Data entries:
◇ ◇ ◇ ◇ ◇ ◇ ◇
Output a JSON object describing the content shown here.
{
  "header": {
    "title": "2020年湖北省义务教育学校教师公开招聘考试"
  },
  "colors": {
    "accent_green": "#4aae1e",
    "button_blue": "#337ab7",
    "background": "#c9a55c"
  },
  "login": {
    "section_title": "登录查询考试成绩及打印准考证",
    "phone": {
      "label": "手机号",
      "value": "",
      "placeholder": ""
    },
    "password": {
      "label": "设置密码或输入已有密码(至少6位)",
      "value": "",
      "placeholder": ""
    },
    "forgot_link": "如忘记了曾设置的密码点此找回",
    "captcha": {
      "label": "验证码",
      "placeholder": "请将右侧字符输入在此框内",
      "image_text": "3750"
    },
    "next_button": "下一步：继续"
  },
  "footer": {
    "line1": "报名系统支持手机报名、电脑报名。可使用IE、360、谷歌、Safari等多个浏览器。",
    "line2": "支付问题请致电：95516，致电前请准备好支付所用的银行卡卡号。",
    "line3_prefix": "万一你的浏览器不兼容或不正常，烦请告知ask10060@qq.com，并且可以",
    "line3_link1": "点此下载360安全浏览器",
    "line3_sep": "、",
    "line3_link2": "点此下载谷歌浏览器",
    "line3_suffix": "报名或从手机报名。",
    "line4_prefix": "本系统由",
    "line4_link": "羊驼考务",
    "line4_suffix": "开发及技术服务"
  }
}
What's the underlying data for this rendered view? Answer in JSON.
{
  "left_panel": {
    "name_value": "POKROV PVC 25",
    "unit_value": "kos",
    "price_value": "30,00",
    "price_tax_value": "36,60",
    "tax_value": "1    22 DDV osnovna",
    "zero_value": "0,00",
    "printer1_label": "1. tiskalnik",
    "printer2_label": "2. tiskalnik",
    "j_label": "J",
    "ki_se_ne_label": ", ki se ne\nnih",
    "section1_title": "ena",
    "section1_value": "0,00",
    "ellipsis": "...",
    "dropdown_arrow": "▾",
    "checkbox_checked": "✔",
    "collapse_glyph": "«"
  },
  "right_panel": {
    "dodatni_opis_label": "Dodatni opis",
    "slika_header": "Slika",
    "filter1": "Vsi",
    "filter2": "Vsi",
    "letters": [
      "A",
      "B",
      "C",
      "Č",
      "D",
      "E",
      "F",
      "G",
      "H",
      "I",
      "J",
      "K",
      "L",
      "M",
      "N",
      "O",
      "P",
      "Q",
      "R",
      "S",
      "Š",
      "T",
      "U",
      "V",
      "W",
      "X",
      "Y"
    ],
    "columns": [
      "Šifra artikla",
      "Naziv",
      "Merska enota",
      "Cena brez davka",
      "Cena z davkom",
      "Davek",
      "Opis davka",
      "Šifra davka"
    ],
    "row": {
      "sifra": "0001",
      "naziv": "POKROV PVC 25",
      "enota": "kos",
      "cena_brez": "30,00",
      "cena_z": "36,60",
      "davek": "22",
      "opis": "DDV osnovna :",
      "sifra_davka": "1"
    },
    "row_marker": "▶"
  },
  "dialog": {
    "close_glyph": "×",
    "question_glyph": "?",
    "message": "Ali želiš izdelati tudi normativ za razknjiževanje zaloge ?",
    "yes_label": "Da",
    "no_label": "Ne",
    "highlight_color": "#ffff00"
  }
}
◇ ◇ ◇ ◇ ◇ ◇ ◇
## Prompt
Repeat all the entries word for word.

## Result for this exercise
Output a JSON object describing the content shown here.
{
  "header": {
    "title": "2020年湖北省义务教育学校教师公开招聘考试"
  },
  "colors": {
    "accent_green": "#4aae1e",
    "button_blue": "#337ab7",
    "background": "#c9a55c"
  },
  "login": {
    "section_title": "登录查询考试成绩及打印准考证",
    "phone": {
      "label": "手机号",
      "value": "",
      "placeholder": ""
    },
    "password": {
      "label": "设置密码或输入已有密码(至少6位)",
      "value": "",
      "placeholder": ""
    },
    "forgot_link": "如忘记了曾设置的密码点此找回",
    "captcha": {
      "label": "验证码",
      "placeholder": "请将右侧字符输入在此框内",
      "image_text": "3750"
    },
    "next_button": "下一步：继续"
  },
  "footer": {
    "line1": "报名系统支持手机报名、电脑报名。可使用IE、360、谷歌、Safari等多个浏览器。",
    "line2": "支付问题请致电：95516，致电前请准备好支付所用的银行卡卡号。",
    "line3_prefix": "万一你的浏览器不兼容或不正常，烦请告知ask10060@qq.com，并且可以",
    "line3_link1": "点此下载360安全浏览器",
    "line3_sep": "、",
    "line3_link2": "点此下载谷歌浏览器",
    "line3_suffix": "报名或从手机报名。",
    "line4_prefix": "本系统由",
    "line4_link": "羊驼考务",
    "line4_suffix": "开发及技术服务"
  }
}
What's the underlying data for this rendered view? Answer in JSON.
{
  "left_panel": {
    "name_value": "POKROV PVC 25",
    "unit_value": "kos",
    "price_value": "30,00",
    "price_tax_value": "36,60",
    "tax_value": "1    22 DDV osnovna",
    "zero_value": "0,00",
    "printer1_label": "1. tiskalnik",
    "printer2_label": "2. tiskalnik",
    "j_label": "J",
    "ki_se_ne_label": ", ki se ne\nnih",
    "section1_title": "ena",
    "section1_value": "0,00",
    "ellipsis": "...",
    "dropdown_arrow": "▾",
    "checkbox_checked": "✔",
    "collapse_glyph": "«"
  },
  "right_panel": {
    "dodatni_opis_label": "Dodatni opis",
    "slika_header": "Slika",
    "filter1": "Vsi",
    "filter2": "Vsi",
    "letters": [
      "A",
      "B",
      "C",
      "Č",
      "D",
      "E",
      "F",
      "G",
      "H",
      "I",
      "J",
      "K",
      "L",
      "M",
      "N",
      "O",
      "P",
      "Q",
      "R",
      "S",
      "Š",
      "T",
      "U",
      "V",
      "W",
      "X",
      "Y"
    ],
    "columns": [
      "Šifra artikla",
      "Naziv",
      "Merska enota",
      "Cena brez davka",
      "Cena z davkom",
      "Davek",
      "Opis davka",
      "Šifra davka"
    ],
    "row": {
      "sifra": "0001",
      "naziv": "POKROV PVC 25",
      "enota": "kos",
      "cena_brez": "30,00",
      "cena_z": "36,60",
      "davek": "22",
      "opis": "DDV osnovna :",
      "sifra_davka": "1"
    },
    "row_marker": "▶"
  },
  "dialog": {
    "close_glyph": "×",
    "question_glyph": "?",
    "message": "Ali želiš izdelati tudi normativ za razknjiževanje zaloge ?",
    "yes_label": "Da",
    "no_label": "Ne",
    "highlight_color": "#ffff00"
  }
}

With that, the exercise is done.